Work required:
State the number of lines that contain "RefSeq", with no other text.

Extracted entries:
■ ■ ■

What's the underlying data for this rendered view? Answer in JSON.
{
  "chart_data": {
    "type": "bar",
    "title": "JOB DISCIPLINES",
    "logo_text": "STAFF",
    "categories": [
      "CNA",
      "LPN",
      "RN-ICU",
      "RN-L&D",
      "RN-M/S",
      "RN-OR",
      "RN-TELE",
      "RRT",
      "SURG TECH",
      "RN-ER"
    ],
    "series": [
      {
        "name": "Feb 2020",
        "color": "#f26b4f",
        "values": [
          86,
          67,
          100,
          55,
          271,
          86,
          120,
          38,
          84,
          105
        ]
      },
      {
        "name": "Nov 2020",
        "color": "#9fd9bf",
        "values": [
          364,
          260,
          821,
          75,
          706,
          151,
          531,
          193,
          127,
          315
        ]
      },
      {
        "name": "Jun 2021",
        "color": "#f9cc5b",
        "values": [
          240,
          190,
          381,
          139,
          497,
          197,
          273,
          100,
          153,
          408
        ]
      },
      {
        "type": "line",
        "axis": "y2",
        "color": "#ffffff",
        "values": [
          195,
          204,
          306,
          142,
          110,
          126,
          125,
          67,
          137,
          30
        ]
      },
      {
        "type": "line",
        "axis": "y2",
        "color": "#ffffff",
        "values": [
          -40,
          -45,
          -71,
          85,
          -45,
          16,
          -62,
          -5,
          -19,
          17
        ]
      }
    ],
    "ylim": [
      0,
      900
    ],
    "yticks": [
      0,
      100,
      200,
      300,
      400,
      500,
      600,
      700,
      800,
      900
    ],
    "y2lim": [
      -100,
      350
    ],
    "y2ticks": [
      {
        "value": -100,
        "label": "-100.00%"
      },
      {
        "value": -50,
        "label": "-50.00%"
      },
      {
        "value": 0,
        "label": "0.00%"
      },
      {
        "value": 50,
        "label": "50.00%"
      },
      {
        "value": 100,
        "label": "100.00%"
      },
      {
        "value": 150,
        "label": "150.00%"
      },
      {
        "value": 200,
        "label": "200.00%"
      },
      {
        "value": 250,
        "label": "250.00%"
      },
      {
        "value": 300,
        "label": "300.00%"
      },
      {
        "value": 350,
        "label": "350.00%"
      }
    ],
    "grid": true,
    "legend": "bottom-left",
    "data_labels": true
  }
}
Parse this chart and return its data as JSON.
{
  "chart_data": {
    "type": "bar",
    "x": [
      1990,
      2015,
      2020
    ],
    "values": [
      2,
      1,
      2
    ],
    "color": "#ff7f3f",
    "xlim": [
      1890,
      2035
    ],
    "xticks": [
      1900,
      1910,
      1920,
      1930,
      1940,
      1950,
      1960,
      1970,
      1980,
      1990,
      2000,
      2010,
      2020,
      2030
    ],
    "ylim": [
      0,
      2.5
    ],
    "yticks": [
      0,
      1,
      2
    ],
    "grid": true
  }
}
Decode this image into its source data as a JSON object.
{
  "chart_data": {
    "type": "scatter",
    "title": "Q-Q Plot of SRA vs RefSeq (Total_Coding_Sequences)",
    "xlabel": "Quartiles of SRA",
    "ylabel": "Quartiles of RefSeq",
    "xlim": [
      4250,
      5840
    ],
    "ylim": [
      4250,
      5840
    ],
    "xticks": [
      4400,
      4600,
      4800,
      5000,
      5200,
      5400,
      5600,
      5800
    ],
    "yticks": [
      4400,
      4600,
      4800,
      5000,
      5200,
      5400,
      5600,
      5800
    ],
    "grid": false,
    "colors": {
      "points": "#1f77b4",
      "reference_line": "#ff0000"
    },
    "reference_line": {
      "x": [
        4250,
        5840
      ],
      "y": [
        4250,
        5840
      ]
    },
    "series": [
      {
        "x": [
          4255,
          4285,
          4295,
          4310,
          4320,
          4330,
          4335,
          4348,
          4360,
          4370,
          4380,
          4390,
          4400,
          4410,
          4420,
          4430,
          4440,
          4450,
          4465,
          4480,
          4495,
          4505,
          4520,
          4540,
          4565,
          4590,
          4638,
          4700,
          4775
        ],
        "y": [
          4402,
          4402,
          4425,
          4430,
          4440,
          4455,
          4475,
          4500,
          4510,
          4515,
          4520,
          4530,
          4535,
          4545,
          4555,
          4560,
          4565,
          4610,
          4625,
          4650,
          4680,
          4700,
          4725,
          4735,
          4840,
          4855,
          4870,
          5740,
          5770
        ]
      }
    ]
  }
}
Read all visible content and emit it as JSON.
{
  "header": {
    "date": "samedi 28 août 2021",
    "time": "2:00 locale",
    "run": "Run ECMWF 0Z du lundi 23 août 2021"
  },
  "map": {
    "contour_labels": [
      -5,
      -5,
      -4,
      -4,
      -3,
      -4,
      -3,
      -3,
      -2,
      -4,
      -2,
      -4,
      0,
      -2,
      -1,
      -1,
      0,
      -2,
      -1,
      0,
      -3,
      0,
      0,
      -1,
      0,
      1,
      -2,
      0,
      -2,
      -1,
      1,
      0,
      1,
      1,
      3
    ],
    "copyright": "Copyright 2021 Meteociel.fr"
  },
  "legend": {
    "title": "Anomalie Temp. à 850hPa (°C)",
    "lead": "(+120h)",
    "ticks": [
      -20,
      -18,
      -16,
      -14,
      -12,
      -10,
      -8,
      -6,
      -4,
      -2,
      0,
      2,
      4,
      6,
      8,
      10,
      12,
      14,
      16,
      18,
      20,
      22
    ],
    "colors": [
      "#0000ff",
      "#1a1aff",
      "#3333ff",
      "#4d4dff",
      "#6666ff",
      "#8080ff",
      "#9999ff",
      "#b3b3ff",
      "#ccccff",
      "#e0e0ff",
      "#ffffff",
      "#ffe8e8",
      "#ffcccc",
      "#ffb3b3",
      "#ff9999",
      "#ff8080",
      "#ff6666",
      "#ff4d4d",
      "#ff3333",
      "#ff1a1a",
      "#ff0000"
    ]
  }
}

■ ■ ■

Complete output:
2